» **Your instructions**
Go through the entries below and count the lines holding the word "Flow". Reply with only the number, please.

Dataset records on visual material:
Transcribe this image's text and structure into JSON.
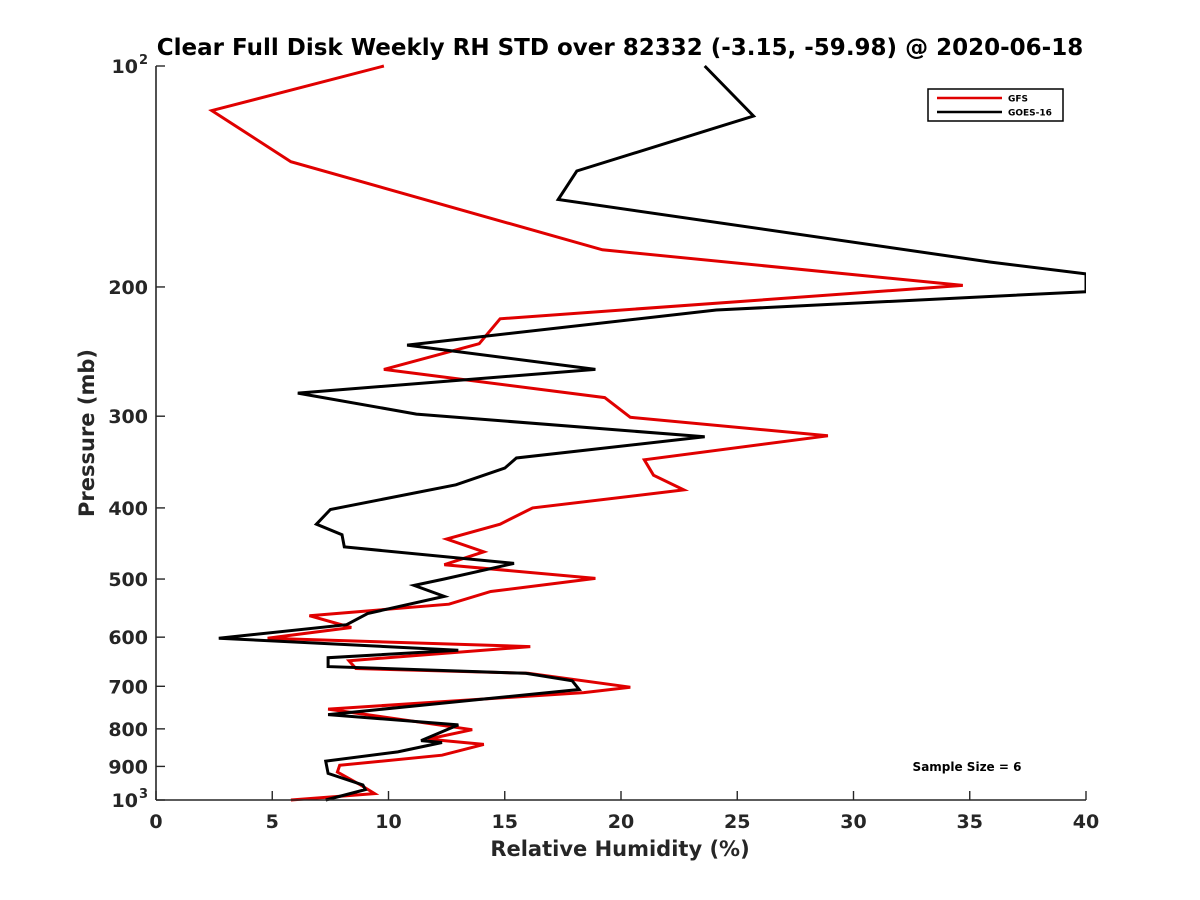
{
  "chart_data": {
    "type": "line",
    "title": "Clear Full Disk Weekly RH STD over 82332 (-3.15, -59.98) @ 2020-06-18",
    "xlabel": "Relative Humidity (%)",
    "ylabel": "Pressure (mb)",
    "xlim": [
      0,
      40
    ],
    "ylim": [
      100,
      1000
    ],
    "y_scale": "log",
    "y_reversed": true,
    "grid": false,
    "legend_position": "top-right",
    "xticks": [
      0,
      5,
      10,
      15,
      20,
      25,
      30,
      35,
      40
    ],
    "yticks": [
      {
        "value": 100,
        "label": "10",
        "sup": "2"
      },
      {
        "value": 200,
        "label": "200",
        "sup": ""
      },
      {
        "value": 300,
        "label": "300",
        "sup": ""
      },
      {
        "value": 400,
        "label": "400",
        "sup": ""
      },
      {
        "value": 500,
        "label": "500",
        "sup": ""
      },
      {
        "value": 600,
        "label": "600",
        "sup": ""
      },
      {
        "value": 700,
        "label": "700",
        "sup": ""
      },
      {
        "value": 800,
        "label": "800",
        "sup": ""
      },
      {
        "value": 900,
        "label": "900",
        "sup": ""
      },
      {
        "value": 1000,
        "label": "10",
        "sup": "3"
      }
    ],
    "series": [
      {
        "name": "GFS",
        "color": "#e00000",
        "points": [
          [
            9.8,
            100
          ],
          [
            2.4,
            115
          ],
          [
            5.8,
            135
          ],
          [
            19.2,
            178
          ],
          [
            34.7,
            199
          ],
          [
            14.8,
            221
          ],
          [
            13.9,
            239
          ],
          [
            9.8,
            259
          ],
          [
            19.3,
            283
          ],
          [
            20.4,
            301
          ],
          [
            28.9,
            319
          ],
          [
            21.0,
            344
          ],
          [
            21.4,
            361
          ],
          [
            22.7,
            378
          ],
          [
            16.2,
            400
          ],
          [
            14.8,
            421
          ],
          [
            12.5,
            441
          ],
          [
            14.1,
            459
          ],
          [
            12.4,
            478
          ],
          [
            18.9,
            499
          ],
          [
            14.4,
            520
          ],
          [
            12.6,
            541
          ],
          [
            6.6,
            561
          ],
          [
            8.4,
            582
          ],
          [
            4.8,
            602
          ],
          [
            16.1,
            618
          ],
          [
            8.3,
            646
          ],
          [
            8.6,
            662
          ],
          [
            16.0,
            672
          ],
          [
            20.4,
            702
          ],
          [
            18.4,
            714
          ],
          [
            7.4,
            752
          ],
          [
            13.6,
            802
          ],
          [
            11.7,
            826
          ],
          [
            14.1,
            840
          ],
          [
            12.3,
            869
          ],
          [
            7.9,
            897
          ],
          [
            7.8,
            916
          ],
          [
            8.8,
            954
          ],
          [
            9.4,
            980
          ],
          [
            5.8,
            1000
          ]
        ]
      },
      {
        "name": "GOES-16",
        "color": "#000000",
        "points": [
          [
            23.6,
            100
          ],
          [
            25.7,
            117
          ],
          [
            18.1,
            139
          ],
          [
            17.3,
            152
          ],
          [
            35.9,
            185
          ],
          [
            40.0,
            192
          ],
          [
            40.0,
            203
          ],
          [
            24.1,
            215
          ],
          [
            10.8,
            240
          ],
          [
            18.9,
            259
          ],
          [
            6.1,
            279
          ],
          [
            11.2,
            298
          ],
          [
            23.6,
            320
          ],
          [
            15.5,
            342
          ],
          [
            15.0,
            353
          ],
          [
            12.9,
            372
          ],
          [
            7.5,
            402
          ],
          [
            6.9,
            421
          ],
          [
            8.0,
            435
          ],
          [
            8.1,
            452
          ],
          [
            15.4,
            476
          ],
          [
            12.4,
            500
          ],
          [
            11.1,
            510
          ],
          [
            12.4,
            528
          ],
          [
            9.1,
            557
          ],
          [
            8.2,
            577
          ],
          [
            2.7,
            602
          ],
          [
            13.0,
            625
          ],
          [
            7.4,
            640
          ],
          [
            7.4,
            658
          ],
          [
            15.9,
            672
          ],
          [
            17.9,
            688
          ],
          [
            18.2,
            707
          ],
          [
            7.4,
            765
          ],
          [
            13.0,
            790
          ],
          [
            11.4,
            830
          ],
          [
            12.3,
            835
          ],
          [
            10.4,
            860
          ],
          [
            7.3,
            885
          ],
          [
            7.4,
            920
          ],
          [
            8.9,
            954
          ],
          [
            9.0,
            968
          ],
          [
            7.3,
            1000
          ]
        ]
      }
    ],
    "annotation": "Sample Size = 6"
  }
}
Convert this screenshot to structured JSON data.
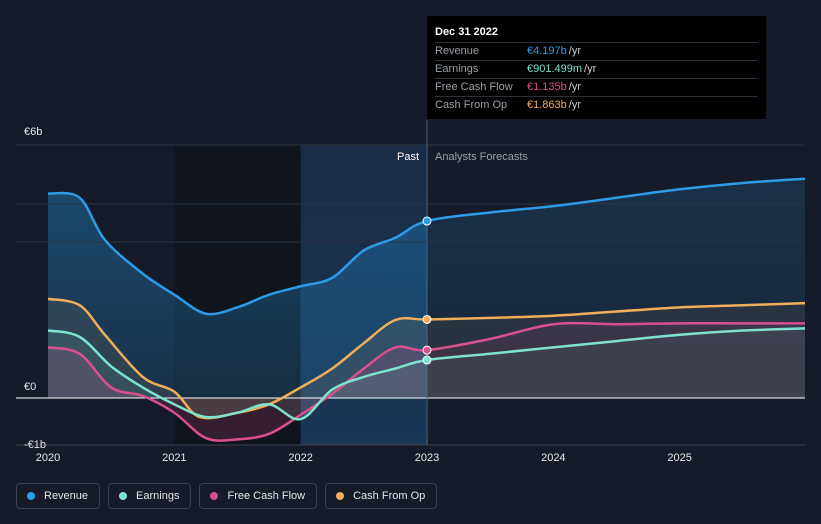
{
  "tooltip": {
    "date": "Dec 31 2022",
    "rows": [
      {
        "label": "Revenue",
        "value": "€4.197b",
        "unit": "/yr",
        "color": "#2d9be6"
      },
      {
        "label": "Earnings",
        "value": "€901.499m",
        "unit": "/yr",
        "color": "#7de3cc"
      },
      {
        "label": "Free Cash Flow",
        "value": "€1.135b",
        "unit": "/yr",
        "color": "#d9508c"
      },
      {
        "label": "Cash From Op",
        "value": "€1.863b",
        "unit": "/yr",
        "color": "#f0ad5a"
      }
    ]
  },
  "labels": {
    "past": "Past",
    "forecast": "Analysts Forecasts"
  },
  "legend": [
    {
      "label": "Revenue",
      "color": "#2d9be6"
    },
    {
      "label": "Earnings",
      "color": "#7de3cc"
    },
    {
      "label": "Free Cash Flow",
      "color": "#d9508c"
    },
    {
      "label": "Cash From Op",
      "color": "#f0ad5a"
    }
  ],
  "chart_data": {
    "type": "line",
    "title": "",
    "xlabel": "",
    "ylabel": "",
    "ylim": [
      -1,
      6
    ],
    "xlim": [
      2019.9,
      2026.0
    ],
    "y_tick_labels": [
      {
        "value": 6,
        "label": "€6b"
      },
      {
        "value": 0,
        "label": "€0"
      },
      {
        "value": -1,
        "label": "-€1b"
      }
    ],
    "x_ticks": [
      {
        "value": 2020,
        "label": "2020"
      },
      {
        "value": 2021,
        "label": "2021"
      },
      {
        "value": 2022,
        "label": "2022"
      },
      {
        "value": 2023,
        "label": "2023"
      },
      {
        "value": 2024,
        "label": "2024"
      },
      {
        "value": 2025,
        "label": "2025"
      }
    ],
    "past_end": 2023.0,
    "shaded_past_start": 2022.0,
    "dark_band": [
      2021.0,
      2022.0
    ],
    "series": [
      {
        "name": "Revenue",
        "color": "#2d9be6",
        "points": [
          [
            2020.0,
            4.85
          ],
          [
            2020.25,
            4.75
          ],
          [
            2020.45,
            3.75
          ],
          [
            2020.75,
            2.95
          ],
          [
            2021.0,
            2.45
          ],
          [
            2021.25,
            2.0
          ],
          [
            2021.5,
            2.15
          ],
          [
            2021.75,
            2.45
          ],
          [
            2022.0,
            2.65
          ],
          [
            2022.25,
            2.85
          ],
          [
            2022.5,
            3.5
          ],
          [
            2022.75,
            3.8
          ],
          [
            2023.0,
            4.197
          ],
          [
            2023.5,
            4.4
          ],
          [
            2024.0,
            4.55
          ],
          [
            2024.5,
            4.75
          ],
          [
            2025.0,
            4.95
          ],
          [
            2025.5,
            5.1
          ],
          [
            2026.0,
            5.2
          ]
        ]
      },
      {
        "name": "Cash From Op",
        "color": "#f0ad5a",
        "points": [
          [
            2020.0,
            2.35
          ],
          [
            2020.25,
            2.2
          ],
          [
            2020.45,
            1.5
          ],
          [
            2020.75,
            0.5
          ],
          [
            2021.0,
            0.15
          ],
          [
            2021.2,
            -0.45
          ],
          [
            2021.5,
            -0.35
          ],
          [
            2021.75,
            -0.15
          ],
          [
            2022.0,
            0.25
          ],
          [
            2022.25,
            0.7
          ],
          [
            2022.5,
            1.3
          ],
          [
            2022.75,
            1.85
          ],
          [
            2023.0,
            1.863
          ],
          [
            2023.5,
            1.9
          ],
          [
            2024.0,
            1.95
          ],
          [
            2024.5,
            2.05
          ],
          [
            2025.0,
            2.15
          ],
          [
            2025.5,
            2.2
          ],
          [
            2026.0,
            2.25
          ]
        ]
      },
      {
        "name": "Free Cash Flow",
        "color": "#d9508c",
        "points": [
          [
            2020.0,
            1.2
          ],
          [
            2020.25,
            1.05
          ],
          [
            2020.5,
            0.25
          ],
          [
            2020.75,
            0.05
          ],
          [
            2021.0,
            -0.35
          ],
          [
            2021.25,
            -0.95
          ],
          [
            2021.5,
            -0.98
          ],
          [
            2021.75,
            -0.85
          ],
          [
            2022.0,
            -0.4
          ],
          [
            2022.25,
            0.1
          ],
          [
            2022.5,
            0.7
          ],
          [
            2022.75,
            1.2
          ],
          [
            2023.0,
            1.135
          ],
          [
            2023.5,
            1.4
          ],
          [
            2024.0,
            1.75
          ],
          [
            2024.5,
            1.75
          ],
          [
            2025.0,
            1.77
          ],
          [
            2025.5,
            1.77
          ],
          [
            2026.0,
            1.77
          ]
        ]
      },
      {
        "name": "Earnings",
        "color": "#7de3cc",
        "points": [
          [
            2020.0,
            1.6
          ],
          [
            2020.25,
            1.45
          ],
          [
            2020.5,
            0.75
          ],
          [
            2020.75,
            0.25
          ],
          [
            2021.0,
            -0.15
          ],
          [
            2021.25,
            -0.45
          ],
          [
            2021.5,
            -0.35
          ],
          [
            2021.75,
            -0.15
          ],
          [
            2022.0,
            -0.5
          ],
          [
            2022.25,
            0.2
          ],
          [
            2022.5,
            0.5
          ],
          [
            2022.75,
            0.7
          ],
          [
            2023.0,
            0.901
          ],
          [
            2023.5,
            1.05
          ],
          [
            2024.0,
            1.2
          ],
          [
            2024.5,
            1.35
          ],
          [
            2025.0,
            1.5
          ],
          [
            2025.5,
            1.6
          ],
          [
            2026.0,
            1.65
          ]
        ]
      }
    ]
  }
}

» **Task solution**
3